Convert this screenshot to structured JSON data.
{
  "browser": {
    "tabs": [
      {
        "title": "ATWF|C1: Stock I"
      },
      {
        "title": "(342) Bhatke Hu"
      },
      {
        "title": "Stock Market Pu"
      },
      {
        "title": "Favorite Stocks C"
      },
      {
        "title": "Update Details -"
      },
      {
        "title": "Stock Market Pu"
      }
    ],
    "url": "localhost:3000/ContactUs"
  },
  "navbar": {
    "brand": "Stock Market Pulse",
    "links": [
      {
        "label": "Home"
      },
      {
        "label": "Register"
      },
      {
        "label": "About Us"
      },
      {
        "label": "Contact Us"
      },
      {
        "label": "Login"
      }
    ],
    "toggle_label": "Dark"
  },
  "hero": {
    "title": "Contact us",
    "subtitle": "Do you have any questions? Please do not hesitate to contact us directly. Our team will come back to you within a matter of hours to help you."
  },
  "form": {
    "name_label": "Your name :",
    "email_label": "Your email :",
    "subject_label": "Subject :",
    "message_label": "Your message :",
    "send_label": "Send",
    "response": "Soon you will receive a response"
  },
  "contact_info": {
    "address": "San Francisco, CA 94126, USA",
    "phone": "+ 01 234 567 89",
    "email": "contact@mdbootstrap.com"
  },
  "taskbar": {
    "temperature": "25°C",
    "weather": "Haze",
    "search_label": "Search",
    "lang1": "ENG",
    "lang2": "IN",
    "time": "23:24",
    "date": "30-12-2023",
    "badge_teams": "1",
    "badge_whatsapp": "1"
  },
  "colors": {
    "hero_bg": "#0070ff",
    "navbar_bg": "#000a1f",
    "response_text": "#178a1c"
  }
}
────────────────────
What is needed
Each line of the material must be restated exactly.

Answer for the task
Convert this screenshot to structured JSON data.
{
  "browser": {
    "tabs": [
      {
        "title": "ATWF|C1: Stock I"
      },
      {
        "title": "(342) Bhatke Hu"
      },
      {
        "title": "Stock Market Pu"
      },
      {
        "title": "Favorite Stocks C"
      },
      {
        "title": "Update Details -"
      },
      {
        "title": "Stock Market Pu"
      }
    ],
    "url": "localhost:3000/ContactUs"
  },
  "navbar": {
    "brand": "Stock Market Pulse",
    "links": [
      {
        "label": "Home"
      },
      {
        "label": "Register"
      },
      {
        "label": "About Us"
      },
      {
        "label": "Contact Us"
      },
      {
        "label": "Login"
      }
    ],
    "toggle_label": "Dark"
  },
  "hero": {
    "title": "Contact us",
    "subtitle": "Do you have any questions? Please do not hesitate to contact us directly. Our team will come back to you within a matter of hours to help you."
  },
  "form": {
    "name_label": "Your name :",
    "email_label": "Your email :",
    "subject_label": "Subject :",
    "message_label": "Your message :",
    "send_label": "Send",
    "response": "Soon you will receive a response"
  },
  "contact_info": {
    "address": "San Francisco, CA 94126, USA",
    "phone": "+ 01 234 567 89",
    "email": "contact@mdbootstrap.com"
  },
  "taskbar": {
    "temperature": "25°C",
    "weather": "Haze",
    "search_label": "Search",
    "lang1": "ENG",
    "lang2": "IN",
    "time": "23:24",
    "date": "30-12-2023",
    "badge_teams": "1",
    "badge_whatsapp": "1"
  },
  "colors": {
    "hero_bg": "#0070ff",
    "navbar_bg": "#000a1f",
    "response_text": "#178a1c"
  }
}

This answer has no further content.